Exact repetition is required: output every record in full.

**** PROVIDED MATERIAL

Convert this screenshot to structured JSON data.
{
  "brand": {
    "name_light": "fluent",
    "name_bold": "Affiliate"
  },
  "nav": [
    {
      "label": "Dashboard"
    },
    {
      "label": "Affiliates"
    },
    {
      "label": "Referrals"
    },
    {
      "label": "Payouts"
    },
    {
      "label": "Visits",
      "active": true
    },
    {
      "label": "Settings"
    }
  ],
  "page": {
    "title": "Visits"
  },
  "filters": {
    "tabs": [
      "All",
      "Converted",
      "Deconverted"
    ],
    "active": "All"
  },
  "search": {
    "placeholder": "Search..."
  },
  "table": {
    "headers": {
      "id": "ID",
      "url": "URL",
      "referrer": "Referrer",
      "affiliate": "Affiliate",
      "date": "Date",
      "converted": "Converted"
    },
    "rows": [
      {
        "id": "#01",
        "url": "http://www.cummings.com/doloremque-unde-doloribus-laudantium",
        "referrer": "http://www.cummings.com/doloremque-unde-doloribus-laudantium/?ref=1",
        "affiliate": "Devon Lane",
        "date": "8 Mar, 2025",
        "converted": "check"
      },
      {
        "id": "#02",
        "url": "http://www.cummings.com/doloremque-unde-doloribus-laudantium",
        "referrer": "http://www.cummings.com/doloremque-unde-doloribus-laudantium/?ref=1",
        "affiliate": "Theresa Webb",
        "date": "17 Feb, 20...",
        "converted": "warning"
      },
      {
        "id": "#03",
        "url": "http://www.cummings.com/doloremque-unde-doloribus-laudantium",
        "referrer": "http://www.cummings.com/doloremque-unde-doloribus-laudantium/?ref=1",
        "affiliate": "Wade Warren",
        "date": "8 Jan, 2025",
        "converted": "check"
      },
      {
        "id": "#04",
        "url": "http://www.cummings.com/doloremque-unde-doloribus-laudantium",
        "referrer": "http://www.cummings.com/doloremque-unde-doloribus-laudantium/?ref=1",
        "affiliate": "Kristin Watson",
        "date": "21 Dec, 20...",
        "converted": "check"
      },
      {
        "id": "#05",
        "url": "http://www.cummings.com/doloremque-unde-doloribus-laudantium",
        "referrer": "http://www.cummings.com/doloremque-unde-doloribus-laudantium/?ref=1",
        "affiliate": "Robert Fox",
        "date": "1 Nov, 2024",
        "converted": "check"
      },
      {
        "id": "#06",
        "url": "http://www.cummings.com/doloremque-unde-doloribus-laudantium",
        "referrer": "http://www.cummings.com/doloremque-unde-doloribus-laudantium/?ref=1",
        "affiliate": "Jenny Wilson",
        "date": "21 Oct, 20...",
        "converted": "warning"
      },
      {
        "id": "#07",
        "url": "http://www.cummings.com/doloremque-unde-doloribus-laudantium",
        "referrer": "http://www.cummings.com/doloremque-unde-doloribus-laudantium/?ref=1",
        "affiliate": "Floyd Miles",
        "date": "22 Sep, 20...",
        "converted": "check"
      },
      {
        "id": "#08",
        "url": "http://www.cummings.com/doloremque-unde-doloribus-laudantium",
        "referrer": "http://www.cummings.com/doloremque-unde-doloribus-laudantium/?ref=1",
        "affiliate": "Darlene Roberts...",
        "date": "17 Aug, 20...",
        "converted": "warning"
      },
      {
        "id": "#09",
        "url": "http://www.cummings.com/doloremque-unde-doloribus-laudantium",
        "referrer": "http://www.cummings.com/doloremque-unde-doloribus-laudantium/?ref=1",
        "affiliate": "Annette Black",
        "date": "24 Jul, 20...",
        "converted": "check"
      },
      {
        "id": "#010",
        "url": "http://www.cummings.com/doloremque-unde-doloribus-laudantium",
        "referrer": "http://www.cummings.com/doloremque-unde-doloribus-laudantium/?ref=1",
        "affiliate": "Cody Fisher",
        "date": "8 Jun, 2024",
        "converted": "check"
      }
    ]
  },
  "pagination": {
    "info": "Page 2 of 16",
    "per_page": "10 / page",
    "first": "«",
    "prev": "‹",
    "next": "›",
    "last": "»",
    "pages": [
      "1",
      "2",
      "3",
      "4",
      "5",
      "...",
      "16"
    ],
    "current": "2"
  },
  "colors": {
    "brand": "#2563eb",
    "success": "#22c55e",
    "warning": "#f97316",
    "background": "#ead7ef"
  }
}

********

**REPLY:**
Convert this screenshot to structured JSON data.
{
  "brand": {
    "name_light": "fluent",
    "name_bold": "Affiliate"
  },
  "nav": [
    {
      "label": "Dashboard"
    },
    {
      "label": "Affiliates"
    },
    {
      "label": "Referrals"
    },
    {
      "label": "Payouts"
    },
    {
      "label": "Visits",
      "active": true
    },
    {
      "label": "Settings"
    }
  ],
  "page": {
    "title": "Visits"
  },
  "filters": {
    "tabs": [
      "All",
      "Converted",
      "Deconverted"
    ],
    "active": "All"
  },
  "search": {
    "placeholder": "Search..."
  },
  "table": {
    "headers": {
      "id": "ID",
      "url": "URL",
      "referrer": "Referrer",
      "affiliate": "Affiliate",
      "date": "Date",
      "converted": "Converted"
    },
    "rows": [
      {
        "id": "#01",
        "url": "http://www.cummings.com/doloremque-unde-doloribus-laudantium",
        "referrer": "http://www.cummings.com/doloremque-unde-doloribus-laudantium/?ref=1",
        "affiliate": "Devon Lane",
        "date": "8 Mar, 2025",
        "converted": "check"
      },
      {
        "id": "#02",
        "url": "http://www.cummings.com/doloremque-unde-doloribus-laudantium",
        "referrer": "http://www.cummings.com/doloremque-unde-doloribus-laudantium/?ref=1",
        "affiliate": "Theresa Webb",
        "date": "17 Feb, 20...",
        "converted": "warning"
      },
      {
        "id": "#03",
        "url": "http://www.cummings.com/doloremque-unde-doloribus-laudantium",
        "referrer": "http://www.cummings.com/doloremque-unde-doloribus-laudantium/?ref=1",
        "affiliate": "Wade Warren",
        "date": "8 Jan, 2025",
        "converted": "check"
      },
      {
        "id": "#04",
        "url": "http://www.cummings.com/doloremque-unde-doloribus-laudantium",
        "referrer": "http://www.cummings.com/doloremque-unde-doloribus-laudantium/?ref=1",
        "affiliate": "Kristin Watson",
        "date": "21 Dec, 20...",
        "converted": "check"
      },
      {
        "id": "#05",
        "url": "http://www.cummings.com/doloremque-unde-doloribus-laudantium",
        "referrer": "http://www.cummings.com/doloremque-unde-doloribus-laudantium/?ref=1",
        "affiliate": "Robert Fox",
        "date": "1 Nov, 2024",
        "converted": "check"
      },
      {
        "id": "#06",
        "url": "http://www.cummings.com/doloremque-unde-doloribus-laudantium",
        "referrer": "http://www.cummings.com/doloremque-unde-doloribus-laudantium/?ref=1",
        "affiliate": "Jenny Wilson",
        "date": "21 Oct, 20...",
        "converted": "warning"
      },
      {
        "id": "#07",
        "url": "http://www.cummings.com/doloremque-unde-doloribus-laudantium",
        "referrer": "http://www.cummings.com/doloremque-unde-doloribus-laudantium/?ref=1",
        "affiliate": "Floyd Miles",
        "date": "22 Sep, 20...",
        "converted": "check"
      },
      {
        "id": "#08",
        "url": "http://www.cummings.com/doloremque-unde-doloribus-laudantium",
        "referrer": "http://www.cummings.com/doloremque-unde-doloribus-laudantium/?ref=1",
        "affiliate": "Darlene Roberts...",
        "date": "17 Aug, 20...",
        "converted": "warning"
      },
      {
        "id": "#09",
        "url": "http://www.cummings.com/doloremque-unde-doloribus-laudantium",
        "referrer": "http://www.cummings.com/doloremque-unde-doloribus-laudantium/?ref=1",
        "affiliate": "Annette Black",
        "date": "24 Jul, 20...",
        "converted": "check"
      },
      {
        "id": "#010",
        "url": "http://www.cummings.com/doloremque-unde-doloribus-laudantium",
        "referrer": "http://www.cummings.com/doloremque-unde-doloribus-laudantium/?ref=1",
        "affiliate": "Cody Fisher",
        "date": "8 Jun, 2024",
        "converted": "check"
      }
    ]
  },
  "pagination": {
    "info": "Page 2 of 16",
    "per_page": "10 / page",
    "first": "«",
    "prev": "‹",
    "next": "›",
    "last": "»",
    "pages": [
      "1",
      "2",
      "3",
      "4",
      "5",
      "...",
      "16"
    ],
    "current": "2"
  },
  "colors": {
    "brand": "#2563eb",
    "success": "#22c55e",
    "warning": "#f97316",
    "background": "#ead7ef"
  }
}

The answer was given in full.